[Begin INFORMATION GIVEN]
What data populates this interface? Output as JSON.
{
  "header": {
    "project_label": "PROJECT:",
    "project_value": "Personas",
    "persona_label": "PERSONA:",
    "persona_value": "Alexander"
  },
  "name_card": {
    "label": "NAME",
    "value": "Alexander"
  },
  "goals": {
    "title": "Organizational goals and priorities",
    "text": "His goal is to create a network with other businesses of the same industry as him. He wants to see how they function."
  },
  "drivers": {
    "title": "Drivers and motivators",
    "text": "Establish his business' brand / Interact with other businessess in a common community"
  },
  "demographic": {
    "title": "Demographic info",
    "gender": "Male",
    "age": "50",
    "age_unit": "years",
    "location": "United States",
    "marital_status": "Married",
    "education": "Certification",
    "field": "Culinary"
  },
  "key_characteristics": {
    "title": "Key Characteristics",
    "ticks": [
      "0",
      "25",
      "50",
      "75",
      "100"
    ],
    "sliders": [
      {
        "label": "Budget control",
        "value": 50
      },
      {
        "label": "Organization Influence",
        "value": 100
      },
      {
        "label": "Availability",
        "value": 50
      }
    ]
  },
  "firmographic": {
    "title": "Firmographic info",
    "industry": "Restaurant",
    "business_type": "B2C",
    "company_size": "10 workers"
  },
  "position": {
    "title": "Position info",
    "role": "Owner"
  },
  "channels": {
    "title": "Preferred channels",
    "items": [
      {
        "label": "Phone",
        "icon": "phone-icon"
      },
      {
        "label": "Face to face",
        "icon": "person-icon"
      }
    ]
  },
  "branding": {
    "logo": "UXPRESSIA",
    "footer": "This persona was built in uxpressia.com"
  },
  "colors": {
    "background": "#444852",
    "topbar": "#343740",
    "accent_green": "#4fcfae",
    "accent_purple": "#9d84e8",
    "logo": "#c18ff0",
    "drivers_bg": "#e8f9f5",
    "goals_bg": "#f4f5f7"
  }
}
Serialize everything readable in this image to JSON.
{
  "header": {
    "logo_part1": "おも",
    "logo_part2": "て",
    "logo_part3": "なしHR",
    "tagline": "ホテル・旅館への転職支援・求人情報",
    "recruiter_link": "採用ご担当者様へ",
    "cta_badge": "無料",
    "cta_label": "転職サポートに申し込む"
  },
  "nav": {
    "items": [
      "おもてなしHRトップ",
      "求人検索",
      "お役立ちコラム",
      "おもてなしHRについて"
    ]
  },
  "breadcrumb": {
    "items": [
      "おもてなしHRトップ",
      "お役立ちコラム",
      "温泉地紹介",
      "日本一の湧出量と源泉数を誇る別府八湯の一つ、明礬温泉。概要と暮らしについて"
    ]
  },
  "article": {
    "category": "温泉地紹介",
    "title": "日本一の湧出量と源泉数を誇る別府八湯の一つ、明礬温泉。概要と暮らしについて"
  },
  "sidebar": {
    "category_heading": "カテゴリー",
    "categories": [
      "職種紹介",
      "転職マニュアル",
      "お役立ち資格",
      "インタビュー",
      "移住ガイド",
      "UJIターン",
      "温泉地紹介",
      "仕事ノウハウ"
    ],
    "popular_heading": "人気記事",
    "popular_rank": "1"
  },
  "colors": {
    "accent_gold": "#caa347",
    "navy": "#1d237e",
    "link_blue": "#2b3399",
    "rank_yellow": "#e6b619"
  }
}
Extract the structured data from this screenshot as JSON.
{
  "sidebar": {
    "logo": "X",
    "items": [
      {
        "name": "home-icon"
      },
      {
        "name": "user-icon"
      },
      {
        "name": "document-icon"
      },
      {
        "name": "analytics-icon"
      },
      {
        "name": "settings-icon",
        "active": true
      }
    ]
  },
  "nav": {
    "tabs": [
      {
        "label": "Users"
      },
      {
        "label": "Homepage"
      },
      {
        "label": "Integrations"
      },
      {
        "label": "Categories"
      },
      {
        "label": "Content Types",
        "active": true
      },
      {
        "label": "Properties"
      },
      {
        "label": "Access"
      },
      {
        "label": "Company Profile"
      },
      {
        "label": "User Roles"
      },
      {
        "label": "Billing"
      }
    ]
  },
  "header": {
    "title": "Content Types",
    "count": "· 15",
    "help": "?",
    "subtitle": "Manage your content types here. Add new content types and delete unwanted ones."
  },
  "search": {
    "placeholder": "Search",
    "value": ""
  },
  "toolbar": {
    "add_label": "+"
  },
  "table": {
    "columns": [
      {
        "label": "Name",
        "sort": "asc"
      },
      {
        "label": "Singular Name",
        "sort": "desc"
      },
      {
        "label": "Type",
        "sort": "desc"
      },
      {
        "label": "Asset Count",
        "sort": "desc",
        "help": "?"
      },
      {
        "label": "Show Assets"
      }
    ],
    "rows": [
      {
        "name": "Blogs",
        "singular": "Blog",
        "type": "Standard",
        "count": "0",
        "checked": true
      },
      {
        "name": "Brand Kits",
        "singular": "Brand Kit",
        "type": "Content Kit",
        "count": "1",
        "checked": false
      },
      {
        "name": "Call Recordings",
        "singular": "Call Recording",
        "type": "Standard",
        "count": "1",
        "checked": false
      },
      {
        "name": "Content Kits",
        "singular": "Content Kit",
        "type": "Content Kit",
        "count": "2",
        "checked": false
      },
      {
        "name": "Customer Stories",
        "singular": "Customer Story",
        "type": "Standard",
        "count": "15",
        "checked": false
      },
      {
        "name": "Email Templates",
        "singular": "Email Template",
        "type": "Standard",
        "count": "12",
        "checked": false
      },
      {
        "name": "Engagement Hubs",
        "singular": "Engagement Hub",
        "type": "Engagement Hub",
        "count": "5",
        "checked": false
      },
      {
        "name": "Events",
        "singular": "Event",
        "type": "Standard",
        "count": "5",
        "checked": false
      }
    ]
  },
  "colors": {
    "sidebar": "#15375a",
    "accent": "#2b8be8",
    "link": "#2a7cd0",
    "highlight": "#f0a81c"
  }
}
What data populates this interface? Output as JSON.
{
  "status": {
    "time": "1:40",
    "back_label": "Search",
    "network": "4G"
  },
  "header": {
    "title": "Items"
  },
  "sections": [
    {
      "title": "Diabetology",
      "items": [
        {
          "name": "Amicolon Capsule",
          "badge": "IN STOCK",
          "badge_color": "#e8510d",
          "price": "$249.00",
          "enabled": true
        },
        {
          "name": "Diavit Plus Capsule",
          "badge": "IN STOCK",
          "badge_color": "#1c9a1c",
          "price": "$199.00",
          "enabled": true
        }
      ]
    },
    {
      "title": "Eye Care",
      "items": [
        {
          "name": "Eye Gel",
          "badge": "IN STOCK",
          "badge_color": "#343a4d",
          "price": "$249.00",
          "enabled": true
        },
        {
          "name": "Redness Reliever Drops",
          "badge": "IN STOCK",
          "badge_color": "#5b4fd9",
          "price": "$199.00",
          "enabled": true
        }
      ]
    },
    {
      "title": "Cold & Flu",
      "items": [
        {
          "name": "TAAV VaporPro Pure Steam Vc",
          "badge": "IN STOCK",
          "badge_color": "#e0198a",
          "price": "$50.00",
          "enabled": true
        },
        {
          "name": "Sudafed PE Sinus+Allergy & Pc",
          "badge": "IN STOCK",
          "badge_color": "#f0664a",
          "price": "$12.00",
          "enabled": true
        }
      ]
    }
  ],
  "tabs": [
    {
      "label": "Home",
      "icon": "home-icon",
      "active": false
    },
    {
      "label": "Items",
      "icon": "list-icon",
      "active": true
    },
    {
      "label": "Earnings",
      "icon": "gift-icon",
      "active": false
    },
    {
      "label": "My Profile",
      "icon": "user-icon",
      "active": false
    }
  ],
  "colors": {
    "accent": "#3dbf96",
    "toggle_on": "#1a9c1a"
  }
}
[End INFORMATION GIVEN]
- EXERCISE AIM -
Give the listing above again, word for word.

- THE COMPLETED TASK -
What data populates this interface? Output as JSON.
{
  "header": {
    "project_label": "PROJECT:",
    "project_value": "Personas",
    "persona_label": "PERSONA:",
    "persona_value": "Alexander"
  },
  "name_card": {
    "label": "NAME",
    "value": "Alexander"
  },
  "goals": {
    "title": "Organizational goals and priorities",
    "text": "His goal is to create a network with other businesses of the same industry as him. He wants to see how they function."
  },
  "drivers": {
    "title": "Drivers and motivators",
    "text": "Establish his business' brand / Interact with other businessess in a common community"
  },
  "demographic": {
    "title": "Demographic info",
    "gender": "Male",
    "age": "50",
    "age_unit": "years",
    "location": "United States",
    "marital_status": "Married",
    "education": "Certification",
    "field": "Culinary"
  },
  "key_characteristics": {
    "title": "Key Characteristics",
    "ticks": [
      "0",
      "25",
      "50",
      "75",
      "100"
    ],
    "sliders": [
      {
        "label": "Budget control",
        "value": 50
      },
      {
        "label": "Organization Influence",
        "value": 100
      },
      {
        "label": "Availability",
        "value": 50
      }
    ]
  },
  "firmographic": {
    "title": "Firmographic info",
    "industry": "Restaurant",
    "business_type": "B2C",
    "company_size": "10 workers"
  },
  "position": {
    "title": "Position info",
    "role": "Owner"
  },
  "channels": {
    "title": "Preferred channels",
    "items": [
      {
        "label": "Phone",
        "icon": "phone-icon"
      },
      {
        "label": "Face to face",
        "icon": "person-icon"
      }
    ]
  },
  "branding": {
    "logo": "UXPRESSIA",
    "footer": "This persona was built in uxpressia.com"
  },
  "colors": {
    "background": "#444852",
    "topbar": "#343740",
    "accent_green": "#4fcfae",
    "accent_purple": "#9d84e8",
    "logo": "#c18ff0",
    "drivers_bg": "#e8f9f5",
    "goals_bg": "#f4f5f7"
  }
}
Serialize everything readable in this image to JSON.
{
  "header": {
    "logo_part1": "おも",
    "logo_part2": "て",
    "logo_part3": "なしHR",
    "tagline": "ホテル・旅館への転職支援・求人情報",
    "recruiter_link": "採用ご担当者様へ",
    "cta_badge": "無料",
    "cta_label": "転職サポートに申し込む"
  },
  "nav": {
    "items": [
      "おもてなしHRトップ",
      "求人検索",
      "お役立ちコラム",
      "おもてなしHRについて"
    ]
  },
  "breadcrumb": {
    "items": [
      "おもてなしHRトップ",
      "お役立ちコラム",
      "温泉地紹介",
      "日本一の湧出量と源泉数を誇る別府八湯の一つ、明礬温泉。概要と暮らしについて"
    ]
  },
  "article": {
    "category": "温泉地紹介",
    "title": "日本一の湧出量と源泉数を誇る別府八湯の一つ、明礬温泉。概要と暮らしについて"
  },
  "sidebar": {
    "category_heading": "カテゴリー",
    "categories": [
      "職種紹介",
      "転職マニュアル",
      "お役立ち資格",
      "インタビュー",
      "移住ガイド",
      "UJIターン",
      "温泉地紹介",
      "仕事ノウハウ"
    ],
    "popular_heading": "人気記事",
    "popular_rank": "1"
  },
  "colors": {
    "accent_gold": "#caa347",
    "navy": "#1d237e",
    "link_blue": "#2b3399",
    "rank_yellow": "#e6b619"
  }
}
Extract the structured data from this screenshot as JSON.
{
  "sidebar": {
    "logo": "X",
    "items": [
      {
        "name": "home-icon"
      },
      {
        "name": "user-icon"
      },
      {
        "name": "document-icon"
      },
      {
        "name": "analytics-icon"
      },
      {
        "name": "settings-icon",
        "active": true
      }
    ]
  },
  "nav": {
    "tabs": [
      {
        "label": "Users"
      },
      {
        "label": "Homepage"
      },
      {
        "label": "Integrations"
      },
      {
        "label": "Categories"
      },
      {
        "label": "Content Types",
        "active": true
      },
      {
        "label": "Properties"
      },
      {
        "label": "Access"
      },
      {
        "label": "Company Profile"
      },
      {
        "label": "User Roles"
      },
      {
        "label": "Billing"
      }
    ]
  },
  "header": {
    "title": "Content Types",
    "count": "· 15",
    "help": "?",
    "subtitle": "Manage your content types here. Add new content types and delete unwanted ones."
  },
  "search": {
    "placeholder": "Search",
    "value": ""
  },
  "toolbar": {
    "add_label": "+"
  },
  "table": {
    "columns": [
      {
        "label": "Name",
        "sort": "asc"
      },
      {
        "label": "Singular Name",
        "sort": "desc"
      },
      {
        "label": "Type",
        "sort": "desc"
      },
      {
        "label": "Asset Count",
        "sort": "desc",
        "help": "?"
      },
      {
        "label": "Show Assets"
      }
    ],
    "rows": [
      {
        "name": "Blogs",
        "singular": "Blog",
        "type": "Standard",
        "count": "0",
        "checked": true
      },
      {
        "name": "Brand Kits",
        "singular": "Brand Kit",
        "type": "Content Kit",
        "count": "1",
        "checked": false
      },
      {
        "name": "Call Recordings",
        "singular": "Call Recording",
        "type": "Standard",
        "count": "1",
        "checked": false
      },
      {
        "name": "Content Kits",
        "singular": "Content Kit",
        "type": "Content Kit",
        "count": "2",
        "checked": false
      },
      {
        "name": "Customer Stories",
        "singular": "Customer Story",
        "type": "Standard",
        "count": "15",
        "checked": false
      },
      {
        "name": "Email Templates",
        "singular": "Email Template",
        "type": "Standard",
        "count": "12",
        "checked": false
      },
      {
        "name": "Engagement Hubs",
        "singular": "Engagement Hub",
        "type": "Engagement Hub",
        "count": "5",
        "checked": false
      },
      {
        "name": "Events",
        "singular": "Event",
        "type": "Standard",
        "count": "5",
        "checked": false
      }
    ]
  },
  "colors": {
    "sidebar": "#15375a",
    "accent": "#2b8be8",
    "link": "#2a7cd0",
    "highlight": "#f0a81c"
  }
}
What data populates this interface? Output as JSON.
{
  "status": {
    "time": "1:40",
    "back_label": "Search",
    "network": "4G"
  },
  "header": {
    "title": "Items"
  },
  "sections": [
    {
      "title": "Diabetology",
      "items": [
        {
          "name": "Amicolon Capsule",
          "badge": "IN STOCK",
          "badge_color": "#e8510d",
          "price": "$249.00",
          "enabled": true
        },
        {
          "name": "Diavit Plus Capsule",
          "badge": "IN STOCK",
          "badge_color": "#1c9a1c",
          "price": "$199.00",
          "enabled": true
        }
      ]
    },
    {
      "title": "Eye Care",
      "items": [
        {
          "name": "Eye Gel",
          "badge": "IN STOCK",
          "badge_color": "#343a4d",
          "price": "$249.00",
          "enabled": true
        },
        {
          "name": "Redness Reliever Drops",
          "badge": "IN STOCK",
          "badge_color": "#5b4fd9",
          "price": "$199.00",
          "enabled": true
        }
      ]
    },
    {
      "title": "Cold & Flu",
      "items": [
        {
          "name": "TAAV VaporPro Pure Steam Vc",
          "badge": "IN STOCK",
          "badge_color": "#e0198a",
          "price": "$50.00",
          "enabled": true
        },
        {
          "name": "Sudafed PE Sinus+Allergy & Pc",
          "badge": "IN STOCK",
          "badge_color": "#f0664a",
          "price": "$12.00",
          "enabled": true
        }
      ]
    }
  ],
  "tabs": [
    {
      "label": "Home",
      "icon": "home-icon",
      "active": false
    },
    {
      "label": "Items",
      "icon": "list-icon",
      "active": true
    },
    {
      "label": "Earnings",
      "icon": "gift-icon",
      "active": false
    },
    {
      "label": "My Profile",
      "icon": "user-icon",
      "active": false
    }
  ],
  "colors": {
    "accent": "#3dbf96",
    "toggle_on": "#1a9c1a"
  }
}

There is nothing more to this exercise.